**STATED PROBLEM**
Pick out each line of the records in which the word "跳读课文" appears.
....
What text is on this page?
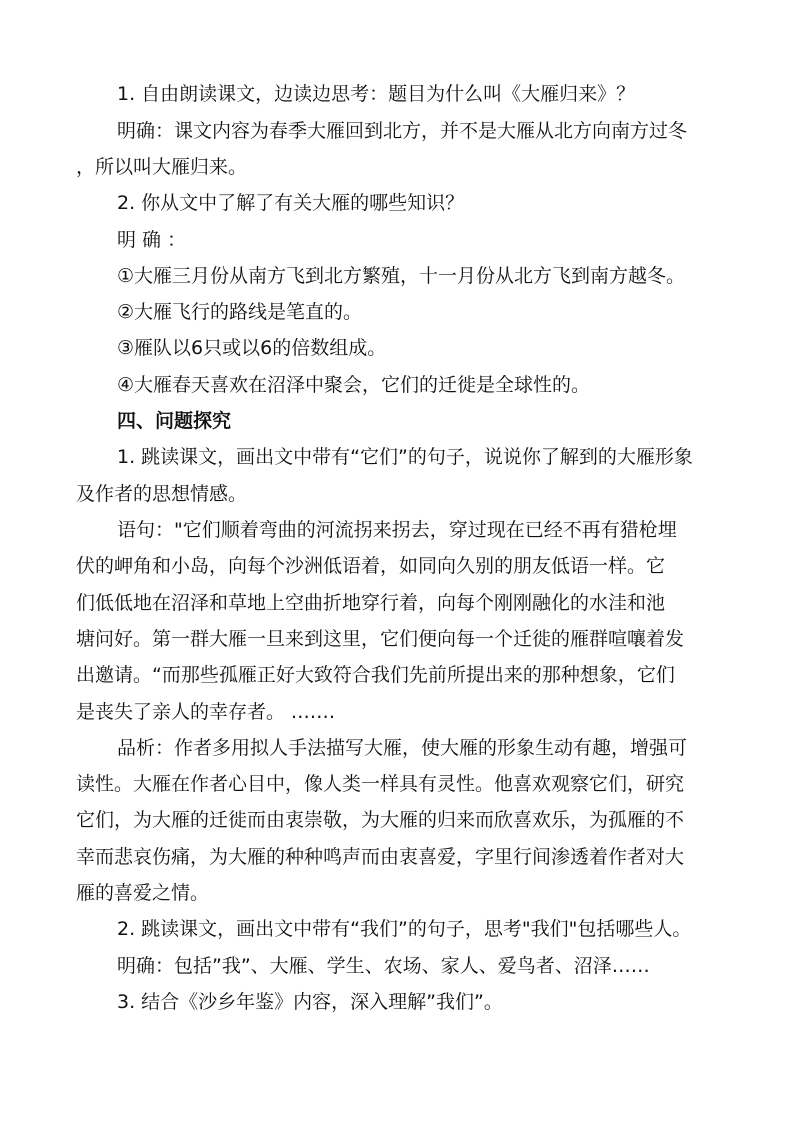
1. 自由朗读课文，边读边思考：题目为什么叫《大雁归来》？

明确：课文内容为春季大雁回到北方，并不是大雁从北方向南方过冬

，所以叫大雁归来。

2. 你从文中了解了有关大雁的哪些知识？

明 确 ：

①大雁三月份从南方飞到北方繁殖，十一月份从北方飞到南方越冬。

②大雁飞行的路线是笔直的。

③雁队以6只或以6的倍数组成。

④大雁春天喜欢在沼泽中聚会，它们的迁徙是全球性的。

四、问题探究

1. 跳读课文，画出文中带有“它们”的句子，说说你了解到的大雁形象

及作者的思想情感。

语句："它们顺着弯曲的河流拐来拐去，穿过现在已经不再有猎枪埋

伏的岬角和小岛，向每个沙洲低语着，如同向久别的朋友低语一样。它

们低低地在沼泽和草地上空曲折地穿行着，向每个刚刚融化的水洼和池

塘问好。第一群大雁一旦来到这里，它们便向每一个迁徙的雁群喧嚷着发

出邀请。“而那些孤雁正好大致符合我们先前所提出来的那种想象，它们

是丧失了亲人的幸存者。 .……

品析：作者多用拟人手法描写大雁，使大雁的形象生动有趣，增强可

读性。大雁在作者心目中，像人类一样具有灵性。他喜欢观察它们，研究

它们，为大雁的迁徙而由衷崇敬，为大雁的归来而欣喜欢乐，为孤雁的不

幸而悲哀伤痛，为大雁的种种鸣声而由衷喜爱，字里行间渗透着作者对大

雁的喜爱之情。

2. 跳读课文，画出文中带有“我们”的句子，思考"我们"包括哪些人。

明确：包括”我”、大雁、学生、农场、家人、爱鸟者、沼泽……

3. 结合《沙乡年鉴》内容，深入理解”我们”。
....
**THE COMPLETED TASK**
1. 跳读课文，画出文中带有“它们”的句子，说说你了解到的大雁形象
2. 跳读课文，画出文中带有“我们”的句子，思考"我们"包括哪些人。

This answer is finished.